Filter these entries so that only lines with the word "this" remain.

○ ○ ○ ○ ○

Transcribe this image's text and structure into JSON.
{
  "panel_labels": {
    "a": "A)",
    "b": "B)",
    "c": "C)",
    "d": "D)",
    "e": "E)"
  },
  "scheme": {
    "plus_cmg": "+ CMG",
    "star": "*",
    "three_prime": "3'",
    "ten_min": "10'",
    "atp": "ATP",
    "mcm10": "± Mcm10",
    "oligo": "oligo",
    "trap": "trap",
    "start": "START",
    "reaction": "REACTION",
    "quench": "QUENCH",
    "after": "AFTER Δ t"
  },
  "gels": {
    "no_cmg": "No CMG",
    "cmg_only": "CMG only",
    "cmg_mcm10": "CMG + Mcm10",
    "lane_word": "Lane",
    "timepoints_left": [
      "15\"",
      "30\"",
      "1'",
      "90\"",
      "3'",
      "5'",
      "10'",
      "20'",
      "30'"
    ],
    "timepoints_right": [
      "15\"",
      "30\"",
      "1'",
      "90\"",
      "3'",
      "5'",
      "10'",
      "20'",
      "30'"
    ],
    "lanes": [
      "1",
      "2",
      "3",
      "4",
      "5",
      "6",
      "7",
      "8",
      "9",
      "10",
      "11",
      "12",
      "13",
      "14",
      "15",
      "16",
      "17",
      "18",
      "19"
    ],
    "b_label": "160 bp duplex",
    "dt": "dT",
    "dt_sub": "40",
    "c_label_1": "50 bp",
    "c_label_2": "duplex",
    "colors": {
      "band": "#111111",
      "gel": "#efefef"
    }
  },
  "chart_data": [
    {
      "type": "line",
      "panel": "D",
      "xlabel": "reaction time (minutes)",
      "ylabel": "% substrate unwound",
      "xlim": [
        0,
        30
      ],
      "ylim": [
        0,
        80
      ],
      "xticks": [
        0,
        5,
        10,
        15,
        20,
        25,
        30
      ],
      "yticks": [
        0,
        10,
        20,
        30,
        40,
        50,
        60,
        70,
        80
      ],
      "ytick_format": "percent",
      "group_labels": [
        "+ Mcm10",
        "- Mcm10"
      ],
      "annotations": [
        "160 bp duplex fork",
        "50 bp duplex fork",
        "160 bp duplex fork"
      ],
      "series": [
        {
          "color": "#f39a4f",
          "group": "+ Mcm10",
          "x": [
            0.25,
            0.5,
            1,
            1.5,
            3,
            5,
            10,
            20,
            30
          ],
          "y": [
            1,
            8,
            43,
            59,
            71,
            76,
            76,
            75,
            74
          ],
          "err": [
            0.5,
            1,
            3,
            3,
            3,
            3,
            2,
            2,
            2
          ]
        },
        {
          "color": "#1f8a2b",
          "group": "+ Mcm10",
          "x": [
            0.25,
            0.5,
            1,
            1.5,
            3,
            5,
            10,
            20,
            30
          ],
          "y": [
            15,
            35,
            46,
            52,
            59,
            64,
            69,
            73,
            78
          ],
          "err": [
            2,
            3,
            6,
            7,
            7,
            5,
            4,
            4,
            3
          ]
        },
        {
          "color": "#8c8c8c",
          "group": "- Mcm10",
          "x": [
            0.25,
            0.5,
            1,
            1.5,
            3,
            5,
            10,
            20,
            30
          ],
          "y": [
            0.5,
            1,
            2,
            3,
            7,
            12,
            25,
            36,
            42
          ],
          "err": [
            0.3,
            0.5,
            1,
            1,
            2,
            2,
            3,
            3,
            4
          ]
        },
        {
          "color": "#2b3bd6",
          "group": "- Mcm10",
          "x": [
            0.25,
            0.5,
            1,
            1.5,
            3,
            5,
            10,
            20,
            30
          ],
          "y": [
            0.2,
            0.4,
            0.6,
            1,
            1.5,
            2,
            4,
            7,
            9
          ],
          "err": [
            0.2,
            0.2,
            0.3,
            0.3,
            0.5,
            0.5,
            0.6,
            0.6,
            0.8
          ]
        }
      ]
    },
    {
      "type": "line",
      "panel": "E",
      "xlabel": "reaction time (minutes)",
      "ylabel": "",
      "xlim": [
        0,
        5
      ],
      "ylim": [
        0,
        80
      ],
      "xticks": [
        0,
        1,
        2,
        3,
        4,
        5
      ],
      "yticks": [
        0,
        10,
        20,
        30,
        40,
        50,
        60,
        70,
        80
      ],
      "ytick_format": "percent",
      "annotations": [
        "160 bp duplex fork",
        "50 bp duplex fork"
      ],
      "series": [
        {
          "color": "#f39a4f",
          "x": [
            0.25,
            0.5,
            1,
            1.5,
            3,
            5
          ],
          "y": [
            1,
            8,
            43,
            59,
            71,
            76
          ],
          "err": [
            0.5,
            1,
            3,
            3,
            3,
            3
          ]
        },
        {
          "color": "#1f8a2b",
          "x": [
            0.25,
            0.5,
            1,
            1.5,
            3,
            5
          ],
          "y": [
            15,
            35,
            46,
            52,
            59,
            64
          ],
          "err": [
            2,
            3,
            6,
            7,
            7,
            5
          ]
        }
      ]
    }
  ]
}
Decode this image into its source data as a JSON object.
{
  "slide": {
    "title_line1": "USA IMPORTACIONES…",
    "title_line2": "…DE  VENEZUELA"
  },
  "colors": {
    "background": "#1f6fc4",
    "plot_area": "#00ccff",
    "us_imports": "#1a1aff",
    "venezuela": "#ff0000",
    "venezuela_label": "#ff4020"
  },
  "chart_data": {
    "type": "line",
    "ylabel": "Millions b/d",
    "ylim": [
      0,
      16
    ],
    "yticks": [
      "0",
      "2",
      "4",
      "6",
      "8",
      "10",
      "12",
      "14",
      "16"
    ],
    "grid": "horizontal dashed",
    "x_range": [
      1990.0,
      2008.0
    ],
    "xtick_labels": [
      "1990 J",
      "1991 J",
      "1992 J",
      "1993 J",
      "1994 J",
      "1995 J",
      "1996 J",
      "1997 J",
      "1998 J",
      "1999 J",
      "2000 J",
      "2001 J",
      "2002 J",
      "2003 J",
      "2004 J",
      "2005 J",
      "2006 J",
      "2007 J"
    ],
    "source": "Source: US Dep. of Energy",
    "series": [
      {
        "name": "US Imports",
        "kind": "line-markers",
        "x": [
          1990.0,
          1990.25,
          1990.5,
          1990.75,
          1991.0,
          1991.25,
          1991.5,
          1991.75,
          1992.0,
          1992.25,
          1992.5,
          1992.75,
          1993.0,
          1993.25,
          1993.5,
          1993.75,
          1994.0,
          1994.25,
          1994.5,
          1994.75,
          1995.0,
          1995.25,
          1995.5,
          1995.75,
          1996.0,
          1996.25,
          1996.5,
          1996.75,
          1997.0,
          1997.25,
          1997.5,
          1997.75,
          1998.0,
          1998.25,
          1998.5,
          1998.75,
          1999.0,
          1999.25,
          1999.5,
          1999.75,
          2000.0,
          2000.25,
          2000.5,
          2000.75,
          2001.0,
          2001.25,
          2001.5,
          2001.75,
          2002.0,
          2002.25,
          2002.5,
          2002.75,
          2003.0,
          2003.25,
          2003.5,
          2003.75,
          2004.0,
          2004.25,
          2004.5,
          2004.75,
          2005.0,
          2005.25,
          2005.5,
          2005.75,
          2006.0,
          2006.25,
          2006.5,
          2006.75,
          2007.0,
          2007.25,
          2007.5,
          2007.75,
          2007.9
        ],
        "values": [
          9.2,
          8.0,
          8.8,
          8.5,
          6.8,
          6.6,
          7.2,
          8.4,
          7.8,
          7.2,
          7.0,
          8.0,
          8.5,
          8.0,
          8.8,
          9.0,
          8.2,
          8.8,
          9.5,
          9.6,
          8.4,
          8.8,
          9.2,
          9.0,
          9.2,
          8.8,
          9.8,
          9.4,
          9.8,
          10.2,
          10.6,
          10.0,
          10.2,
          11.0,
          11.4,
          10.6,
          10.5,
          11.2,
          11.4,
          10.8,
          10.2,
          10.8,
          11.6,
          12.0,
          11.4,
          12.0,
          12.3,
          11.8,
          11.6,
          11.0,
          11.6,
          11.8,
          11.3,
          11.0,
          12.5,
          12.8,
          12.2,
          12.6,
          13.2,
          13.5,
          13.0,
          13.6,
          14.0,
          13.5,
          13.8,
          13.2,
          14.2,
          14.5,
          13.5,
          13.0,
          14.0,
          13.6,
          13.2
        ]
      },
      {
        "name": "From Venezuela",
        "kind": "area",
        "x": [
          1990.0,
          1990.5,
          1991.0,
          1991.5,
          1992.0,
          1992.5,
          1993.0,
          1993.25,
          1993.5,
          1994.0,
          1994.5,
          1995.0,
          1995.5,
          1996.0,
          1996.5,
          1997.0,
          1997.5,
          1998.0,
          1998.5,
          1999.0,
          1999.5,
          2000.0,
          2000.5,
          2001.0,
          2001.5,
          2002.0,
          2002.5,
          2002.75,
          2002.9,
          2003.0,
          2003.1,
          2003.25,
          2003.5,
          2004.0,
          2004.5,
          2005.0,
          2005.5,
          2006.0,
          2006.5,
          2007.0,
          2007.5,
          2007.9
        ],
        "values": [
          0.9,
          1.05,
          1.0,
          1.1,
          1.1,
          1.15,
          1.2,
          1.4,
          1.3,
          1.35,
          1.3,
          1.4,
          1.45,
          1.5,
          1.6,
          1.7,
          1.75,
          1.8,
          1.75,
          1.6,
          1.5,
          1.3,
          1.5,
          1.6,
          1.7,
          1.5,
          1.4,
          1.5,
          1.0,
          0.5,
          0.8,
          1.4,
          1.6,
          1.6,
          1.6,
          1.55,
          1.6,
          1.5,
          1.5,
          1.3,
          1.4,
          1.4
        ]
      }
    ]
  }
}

○ ○ ○ ○ ○

§ Correct result
Transcribe this image's text and structure into JSON.
Decode this image into its source data as a JSON object.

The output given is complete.